[PROBLEM TO SOLVE]: Output the material as a Markdown table with the columns Row and Listing line. Start at the first line and go through the line containing "ruskin-review-paragraph: of the", leaving out any blank lines.

Box coordinate listings:

-*-

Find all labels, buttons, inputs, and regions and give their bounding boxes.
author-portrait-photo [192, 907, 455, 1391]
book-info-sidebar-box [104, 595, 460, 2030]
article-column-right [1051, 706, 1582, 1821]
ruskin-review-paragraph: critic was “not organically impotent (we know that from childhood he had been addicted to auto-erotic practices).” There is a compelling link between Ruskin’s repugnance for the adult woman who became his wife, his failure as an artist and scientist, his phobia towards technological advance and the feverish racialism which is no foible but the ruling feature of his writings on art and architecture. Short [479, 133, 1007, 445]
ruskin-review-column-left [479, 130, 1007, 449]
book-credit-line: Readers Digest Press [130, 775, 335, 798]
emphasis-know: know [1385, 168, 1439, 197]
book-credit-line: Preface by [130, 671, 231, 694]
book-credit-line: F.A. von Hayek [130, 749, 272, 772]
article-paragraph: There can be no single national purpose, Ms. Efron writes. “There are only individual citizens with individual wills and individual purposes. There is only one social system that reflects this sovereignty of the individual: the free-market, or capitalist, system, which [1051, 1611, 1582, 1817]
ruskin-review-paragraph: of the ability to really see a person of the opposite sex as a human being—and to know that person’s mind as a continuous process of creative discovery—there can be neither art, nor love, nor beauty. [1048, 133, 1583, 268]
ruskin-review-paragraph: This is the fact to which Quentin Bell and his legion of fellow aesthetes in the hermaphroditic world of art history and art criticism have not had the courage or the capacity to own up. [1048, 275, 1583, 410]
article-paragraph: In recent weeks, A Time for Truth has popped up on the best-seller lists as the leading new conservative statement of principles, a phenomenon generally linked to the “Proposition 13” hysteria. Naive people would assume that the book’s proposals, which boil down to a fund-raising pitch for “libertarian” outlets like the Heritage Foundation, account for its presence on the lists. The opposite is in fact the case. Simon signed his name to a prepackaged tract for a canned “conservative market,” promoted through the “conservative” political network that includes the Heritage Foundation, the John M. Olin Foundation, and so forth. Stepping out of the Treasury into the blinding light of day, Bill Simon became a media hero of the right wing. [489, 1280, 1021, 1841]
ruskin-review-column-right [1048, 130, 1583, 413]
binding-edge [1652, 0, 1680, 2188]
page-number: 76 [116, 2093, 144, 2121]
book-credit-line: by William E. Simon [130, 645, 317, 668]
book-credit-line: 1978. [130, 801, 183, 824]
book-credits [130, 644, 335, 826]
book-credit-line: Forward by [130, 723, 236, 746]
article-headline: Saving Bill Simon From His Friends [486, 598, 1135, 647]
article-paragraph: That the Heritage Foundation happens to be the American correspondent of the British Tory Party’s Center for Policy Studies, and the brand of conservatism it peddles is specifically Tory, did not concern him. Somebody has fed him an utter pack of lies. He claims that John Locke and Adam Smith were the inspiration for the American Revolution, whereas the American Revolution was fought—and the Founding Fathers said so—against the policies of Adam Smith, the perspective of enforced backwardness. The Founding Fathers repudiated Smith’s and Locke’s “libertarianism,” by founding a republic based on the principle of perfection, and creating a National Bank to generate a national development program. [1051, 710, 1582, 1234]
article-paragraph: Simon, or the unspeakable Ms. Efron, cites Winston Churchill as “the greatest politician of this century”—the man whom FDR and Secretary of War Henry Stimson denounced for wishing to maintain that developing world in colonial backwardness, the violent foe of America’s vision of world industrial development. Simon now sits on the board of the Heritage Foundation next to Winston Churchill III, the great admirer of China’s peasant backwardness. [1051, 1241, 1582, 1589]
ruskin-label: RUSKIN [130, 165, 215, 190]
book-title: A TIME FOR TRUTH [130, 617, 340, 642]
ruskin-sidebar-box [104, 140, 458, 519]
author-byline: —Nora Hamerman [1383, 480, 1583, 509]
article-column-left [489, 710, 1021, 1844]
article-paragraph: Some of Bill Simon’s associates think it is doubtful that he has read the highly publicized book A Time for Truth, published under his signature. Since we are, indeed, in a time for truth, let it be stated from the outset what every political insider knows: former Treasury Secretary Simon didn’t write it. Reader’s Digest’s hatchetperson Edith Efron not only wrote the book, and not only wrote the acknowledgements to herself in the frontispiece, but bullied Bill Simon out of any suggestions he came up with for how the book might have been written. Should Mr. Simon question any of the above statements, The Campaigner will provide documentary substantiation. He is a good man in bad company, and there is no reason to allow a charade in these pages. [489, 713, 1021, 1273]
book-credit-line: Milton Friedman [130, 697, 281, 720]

-*-

[SOLUTION TO THE PROBLEM]:
| Row | Listing line |
|---|---|
| 1 | Find all labels, buttons, inputs, and regions and give their bounding boxes. |
| 2 | author-portrait-photo [192, 907, 455, 1391] |
| 3 | book-info-sidebar-box [104, 595, 460, 2030] |
| 4 | article-column-right [1051, 706, 1582, 1821] |
| 5 | ruskin-review-paragraph: critic was “not organically impotent (we know that from childhood he had been addicted to auto-erotic practices).” There is a compelling link between Ruskin’s repugnance for the adult woman who became his wife, his failure as an artist and scientist, his phobia towards technological advance and the feverish racialism which is no foible but the ruling feature of his writings on art and architecture. Short [479, 133, 1007, 445] |
| 6 | ruskin-review-column-left [479, 130, 1007, 449] |
| 7 | book-credit-line: Readers Digest Press [130, 775, 335, 798] |
| 8 | emphasis-know: know [1385, 168, 1439, 197] |
| 9 | book-credit-line: Preface by [130, 671, 231, 694] |
| 10 | book-credit-line: F.A. von Hayek [130, 749, 272, 772] |
| 11 | article-paragraph: There can be no single national purpose, Ms. Efron writes. “There are only individual citizens with individual wills and individual purposes. There is only one social system that reflects this sovereignty of the individual: the free-market, or capitalist, system, which [1051, 1611, 1582, 1817] |
| 12 | ruskin-review-paragraph: of the ability to really see a person of the opposite sex as a human being—and to know that person’s mind as a continuous process of creative discovery—there can be neither art, nor love, nor beauty. [1048, 133, 1583, 268] |